### Record excerpts
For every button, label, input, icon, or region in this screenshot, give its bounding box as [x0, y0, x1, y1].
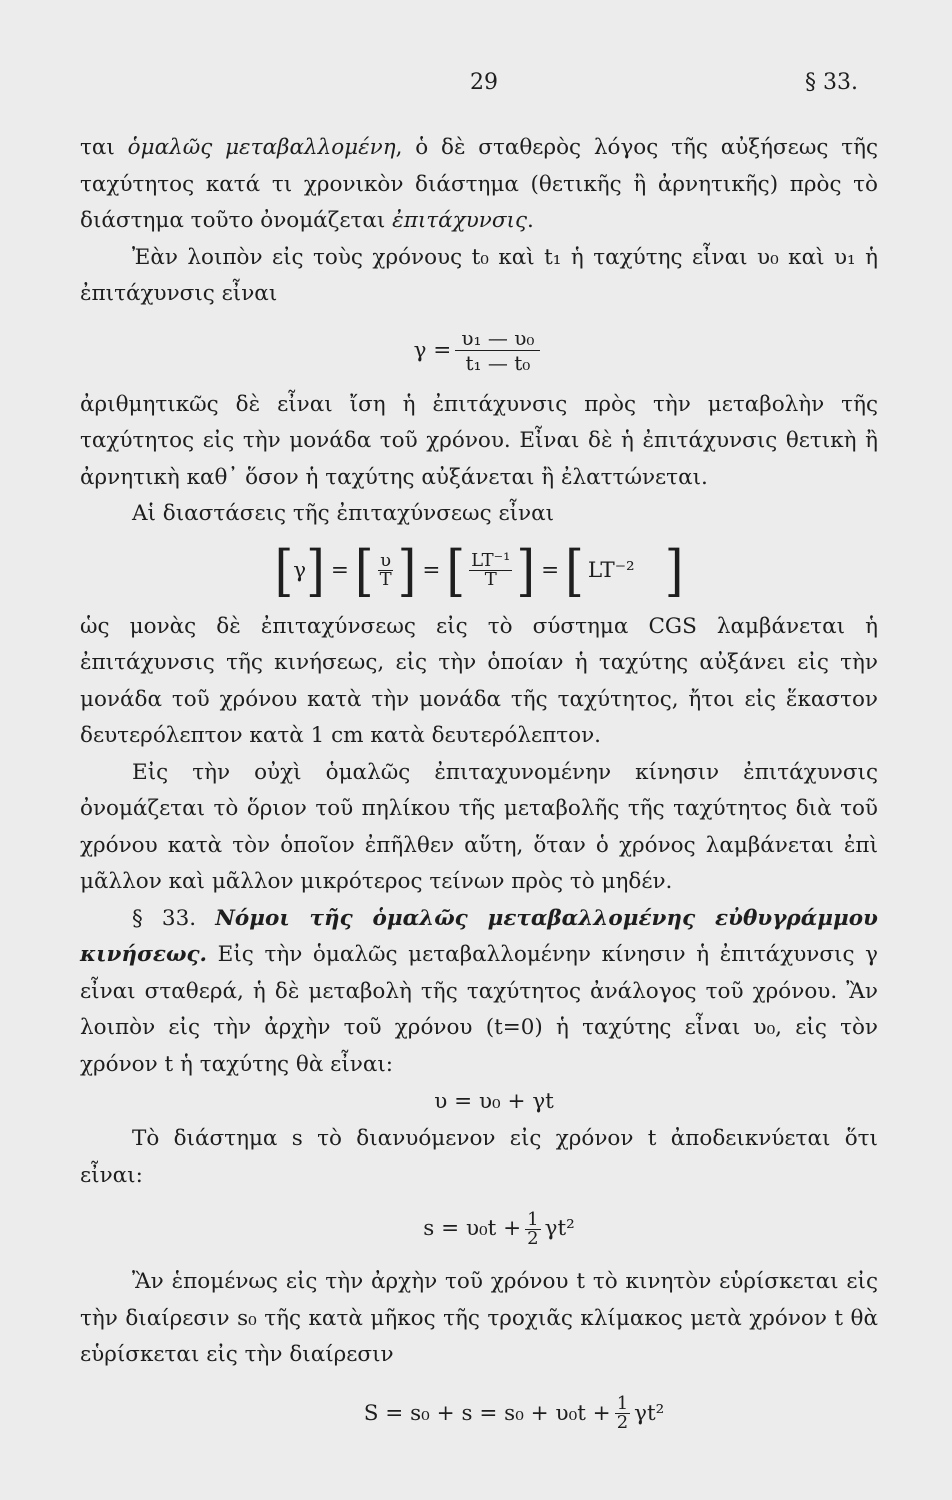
- fraction-numerator: υ: [380, 550, 392, 571]
- fraction-denominator: T: [484, 569, 497, 590]
- left-bracket: [: [354, 538, 374, 603]
- text-run: , ὁ δὲ σταθερὸς λόγος τῆς αὐξήσεως τῆς ταχύτητος κατά τι χρονικὸν διάστημα (θετικῆς ἢ ἀρνητικῆς) πρὸς τὸ διάστημα τοῦτο ὀνομάζεται: [80, 135, 879, 233]
- paragraph-non-uniform: Εἰς τὴν οὐχὶ ὁμαλῶς ἐπιταχυνομένην κίνησιν ἐπιτάχυνσις ὀνομάζεται τὸ ὅριον τοῦ πηλίκου τῆς μεταβολῆς τῆς ταχύτητος διὰ τοῦ χρόνου κατὰ τὸν ὁποῖον ἐπῆλθεν αὕτη, ὅταν ὁ χρόνος λαμβάνεται ἐπὶ μᾶλλον καὶ μᾶλλον μικρότερος τείνων πρὸς τὸ μηδέν.: [80, 759, 878, 894]
- equation-distance: [80, 1194, 878, 1264]
- equation-velocity: υ = υ₀ + γt: [434, 1089, 554, 1115]
- dimension-result: LT⁻²: [587, 557, 635, 583]
- left-bracket: [: [274, 538, 294, 603]
- fraction-denominator: 2: [527, 1227, 539, 1249]
- left-bracket: [: [446, 538, 466, 603]
- equation-lhs: S = s₀ + s = s₀ + υ₀t +: [363, 1400, 611, 1426]
- page-body: [80, 130, 878, 1454]
- right-bracket: ]: [397, 538, 417, 603]
- paragraph-section-33: [80, 901, 878, 1084]
- paragraph-distance-intro: Τὸ διάστημα s τὸ διανυόμενον εἰς χρόνον t ἀποδεικνύεται ὅτι εἶναι:: [80, 1126, 878, 1188]
- equation-rhs: γt²: [634, 1400, 665, 1426]
- paragraph-cgs-unit: ὡς μονὰς δὲ ἐπιταχύνσεως εἰς τὸ σύστημα CGS λαμβάνεται ἡ ἐπιτάχυνσις τῆς κινήσεως, εἰς τὴν ὁποίαν ἡ ταχύτης αὐξάνει εἰς τὴν μονάδα τοῦ χρόνου κατὰ τὴν μονάδα τῆς ταχύτητος, ἤτοι εἰς ἕκαστον δευτερόλεπτον κατὰ 1 cm κατὰ δευτερόλεπτον.: [80, 613, 878, 748]
- paragraph-position-intro: Ἂν ἑπομένως εἰς τὴν ἀρχὴν τοῦ χρόνου t τὸ κινητὸν εὑρίσκεται εἰς τὴν διαίρεσιν s₀ τῆς κατὰ μῆκος τῆς τροχιᾶς κλίμακος μετὰ χρόνον t θὰ εὑρίσκεται εἰς τὴν διαίρεσιν: [80, 1269, 878, 1367]
- emphasis-text: ὁμαλῶς μεταβαλλομένη: [127, 135, 396, 160]
- equals-sign: =: [541, 557, 560, 583]
- section-symbol: § 33.: [132, 905, 216, 931]
- fraction-denominator: t₁ — t₀: [465, 351, 531, 375]
- emphasis-term: ἐπιτάχυνσις: [392, 208, 527, 233]
- fraction: [469, 552, 512, 589]
- fraction-numerator: 1: [527, 1208, 539, 1230]
- paragraph-dimensions-intro: Αἱ διαστάσεις τῆς ἐπιταχύνσεως εἶναι: [132, 501, 555, 526]
- section-title: Νόμοι τῆς ὁμαλῶς μεταβαλλομένης εὐθυγράμμου κινήσεως.: [80, 905, 878, 967]
- equation-acceleration: [80, 317, 878, 385]
- gamma-symbol: γ: [293, 557, 307, 583]
- section-reference: § 33.: [805, 70, 858, 95]
- paragraph-acceleration-definition: [80, 130, 878, 240]
- fraction: [378, 552, 394, 589]
- equals-sign: =: [330, 557, 349, 583]
- fraction-denominator: 2: [616, 1412, 629, 1433]
- equation-dimensions: [80, 533, 878, 609]
- right-bracket: ]: [664, 538, 684, 603]
- right-bracket: ]: [306, 538, 325, 603]
- fraction-numerator: LT⁻¹: [471, 550, 511, 571]
- fraction-numerator: υ₁ — υ₀: [455, 328, 540, 351]
- equals-sign: =: [422, 557, 441, 583]
- text-run: ται: [80, 135, 128, 160]
- left-bracket: [: [565, 538, 584, 603]
- text-run: Εἰς τὴν ὁμαλῶς μεταβαλλομένην κίνησιν ἡ ἐπιτάχυνσις γ εἶναι σταθερά, ἡ δὲ μεταβολὴ τῆς ταχύτητος ἀνάλογος τοῦ χρόνου. Ἂν λοιπὸν εἰς τὴν ἀρχὴν τοῦ χρόνου (t=0) ἡ ταχύτης εἶναι υ₀, εἰς τὸν χρόνον t ἡ ταχύτης θὰ εἶναι:: [80, 942, 878, 1077]
- fraction: [455, 328, 540, 373]
- fraction-numerator: 1: [616, 1393, 629, 1414]
- text-run: .: [527, 208, 534, 233]
- equation-position: [80, 1374, 878, 1454]
- paragraph-acceleration-intro: Ἐὰν λοιπὸν εἰς τοὺς χρόνους t₀ καὶ t₁ ἡ ταχύτης εἶναι υ₀ καὶ υ₁ ἡ ἐπιτάχυνσις εἶναι: [80, 244, 878, 306]
- paragraph-numerical-acceleration: ἀριθμητικῶς δὲ εἶναι ἴση ἡ ἐπιτάχυνσις πρὸς τὴν μεταβολὴν τῆς ταχύτητος εἰς τὴν μονάδα τοῦ χρόνου. Εἶναι δὲ ἡ ἐπιτάχυνσις θετικὴ ἢ ἀρνητικὴ καθ᾽ ὅσον ἡ ταχύτης αὐξάνεται ἢ ἐλαττώνεται.: [80, 391, 878, 490]
- fraction: [615, 1395, 630, 1432]
- fraction-denominator: T: [379, 569, 392, 590]
- equation-lhs: γ =: [413, 337, 452, 363]
- fraction: [525, 1208, 540, 1249]
- right-bracket: ]: [516, 538, 536, 603]
- page-number: 29: [470, 70, 498, 95]
- equation-lhs: s = υ₀t +: [423, 1216, 522, 1242]
- equation-rhs: γt²: [544, 1216, 575, 1242]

### Exercise
Rewrite the listing above as a Markdown table with the columns "Row" and "Line," numbering each row and skipping blank lines. Leave the picture out.

### Answer to the problem
| Row | Line |
|---|---|
| 1 | For every button, label, input, icon, or region in this screenshot, give its bounding box as [x0, y0, x1, y1]. |
| 2 | - fraction-numerator: υ: [380, 550, 392, 571] |
| 3 | - fraction-denominator: T: [484, 569, 497, 590] |
| 4 | - left-bracket: [: [354, 538, 374, 603] |
| 5 | - text-run: , ὁ δὲ σταθερὸς λόγος τῆς αὐξήσεως τῆς ταχύτητος κατά τι χρονικὸν διάστημα (θετικῆς ἢ ἀρνητικῆς) πρὸς τὸ διάστημα τοῦτο ὀνομάζεται: [80, 135, 879, 233] |
| 6 | - paragraph-non-uniform: Εἰς τὴν οὐχὶ ὁμαλῶς ἐπιταχυνομένην κίνησιν ἐπιτάχυνσις ὀνομάζεται τὸ ὅριον τοῦ πηλίκου τῆς μεταβολῆς τῆς ταχύτητος διὰ τοῦ χρόνου κατὰ τὸν ὁποῖον ἐπῆλθεν αὕτη, ὅταν ὁ χρόνος λαμβάνεται ἐπὶ μᾶλλον καὶ μᾶλλον μικρότερος τείνων πρὸς τὸ μηδέν.: [80, 759, 878, 894] |
| 7 | - equation-distance: [80, 1194, 878, 1264] |
| 8 | - equation-velocity: υ = υ₀ + γt: [434, 1089, 554, 1115] |
| 9 | - dimension-result: LT⁻²: [587, 557, 635, 583] |
| 10 | - left-bracket: [: [274, 538, 294, 603] |
| 11 | - fraction-denominator: 2: [527, 1227, 539, 1249] |
| 12 | - left-bracket: [: [446, 538, 466, 603] |
| 13 | - equation-lhs: S = s₀ + s = s₀ + υ₀t +: [363, 1400, 611, 1426] |
| 14 | - page-body: [80, 130, 878, 1454] |
| 15 | - right-bracket: ]: [397, 538, 417, 603] |
| 16 | - paragraph-section-33: [80, 901, 878, 1084] |
| 17 | - paragraph-distance-intro: Τὸ διάστημα s τὸ διανυόμενον εἰς χρόνον t ἀποδεικνύεται ὅτι εἶναι:: [80, 1126, 878, 1188] |
| 18 | - equation-rhs: γt²: [634, 1400, 665, 1426] |
| 19 | - paragraph-cgs-unit: ὡς μονὰς δὲ ἐπιταχύνσεως εἰς τὸ σύστημα CGS λαμβάνεται ἡ ἐπιτάχυνσις τῆς κινήσεως, εἰς τὴν ὁποίαν ἡ ταχύτης αὐξάνει εἰς τὴν μονάδα τοῦ χρόνου κατὰ τὴν μονάδα τῆς ταχύτητος, ἤτοι εἰς ἕκαστον δευτερόλεπτον κατὰ 1 cm κατὰ δευτερόλεπτον.: [80, 613, 878, 748] |
| 20 | - paragraph-position-intro: Ἂν ἑπομένως εἰς τὴν ἀρχὴν τοῦ χρόνου t τὸ κινητὸν εὑρίσκεται εἰς τὴν διαίρεσιν s₀ τῆς κατὰ μῆκος τῆς τροχιᾶς κλίμακος μετὰ χρόνον t θὰ εὑρίσκεται εἰς τὴν διαίρεσιν: [80, 1269, 878, 1367] |
| 21 | - emphasis-text: ὁμαλῶς μεταβαλλομένη: [127, 135, 396, 160] |
| 22 | - equals-sign: =: [541, 557, 560, 583] |
| 23 | - section-symbol: § 33.: [132, 905, 216, 931] |
| 24 | - fraction-denominator: t₁ — t₀: [465, 351, 531, 375] |
| 25 | - emphasis-term: ἐπιτάχυνσις: [392, 208, 527, 233] |
| 26 | - fraction: [469, 552, 512, 589] |
| 27 | - fraction-numerator: 1: [527, 1208, 539, 1230] |
| 28 | - paragraph-dimensions-intro: Αἱ διαστάσεις τῆς ἐπιταχύνσεως εἶναι: [132, 501, 555, 526] |
| 29 | - section-title: Νόμοι τῆς ὁμαλῶς μεταβαλλομένης εὐθυγράμμου κινήσεως.: [80, 905, 878, 967] |
| 30 | - equation-acceleration: [80, 317, 878, 385] |
| 31 | - gamma-symbol: γ: [293, 557, 307, 583] |
| 32 | - section-reference: § 33.: [805, 70, 858, 95] |
| 33 | - paragraph-acceleration-definition: [80, 130, 878, 240] |
| 34 | - fraction: [378, 552, 394, 589] |
| 35 | - equals-sign: =: [330, 557, 349, 583] |
| 36 | - fraction-denominator: 2: [616, 1412, 629, 1433] |
| 37 | - equation-dimensions: [80, 533, 878, 609] |
| 38 | - right-bracket: ]: [664, 538, 684, 603] |
| 39 | - right-bracket: ]: [306, 538, 325, 603] |
| 40 | - fraction-numerator: LT⁻¹: [471, 550, 511, 571] |
| 41 | - fraction-numerator: υ₁ — υ₀: [455, 328, 540, 351] |
| 42 | - equals-sign: =: [422, 557, 441, 583] |
| 43 | - text-run: ται: [80, 135, 128, 160] |
| 44 | - left-bracket: [: [565, 538, 584, 603] |
| 45 | - text-run: Εἰς τὴν ὁμαλῶς μεταβαλλομένην κίνησιν ἡ ἐπιτάχυνσις γ εἶναι σταθερά, ἡ δὲ μεταβολὴ τῆς ταχύτητος ἀνάλογος τοῦ χρόνου. Ἂν λοιπὸν εἰς τὴν ἀρχὴν τοῦ χρόνου (t=0) ἡ ταχύτης εἶναι υ₀, εἰς τὸν χρόνον t ἡ ταχύτης θὰ εἶναι:: [80, 942, 878, 1077] |
| 46 | - fraction: [455, 328, 540, 373] |
| 47 | - fraction-numerator: 1: [616, 1393, 629, 1414] |
| 48 | - text-run: .: [527, 208, 534, 233] |
| 49 | - equation-position: [80, 1374, 878, 1454] |
| 50 | - paragraph-acceleration-intro: Ἐὰν λοιπὸν εἰς τοὺς χρόνους t₀ καὶ t₁ ἡ ταχύτης εἶναι υ₀ καὶ υ₁ ἡ ἐπιτάχυνσις εἶναι: [80, 244, 878, 306] |
| 51 | - paragraph-numerical-acceleration: ἀριθμητικῶς δὲ εἶναι ἴση ἡ ἐπιτάχυνσις πρὸς τὴν μεταβολὴν τῆς ταχύτητος εἰς τὴν μονάδα τοῦ χρόνου. Εἶναι δὲ ἡ ἐπιτάχυνσις θετικὴ ἢ ἀρνητικὴ καθ᾽ ὅσον ἡ ταχύτης αὐξάνεται ἢ ἐλαττώνεται.: [80, 391, 878, 490] |
| 52 | - fraction: [615, 1395, 630, 1432] |
| 53 | - fraction-denominator: T: [379, 569, 392, 590] |
| 54 | - equation-lhs: γ =: [413, 337, 452, 363] |
| 55 | - fraction: [525, 1208, 540, 1249] |
| 56 | - right-bracket: ]: [516, 538, 536, 603] |
| 57 | - page-number: 29: [470, 70, 498, 95] |
| 58 | - equation-lhs: s = υ₀t +: [423, 1216, 522, 1242] |
| 59 | - equation-rhs: γt²: [544, 1216, 575, 1242] |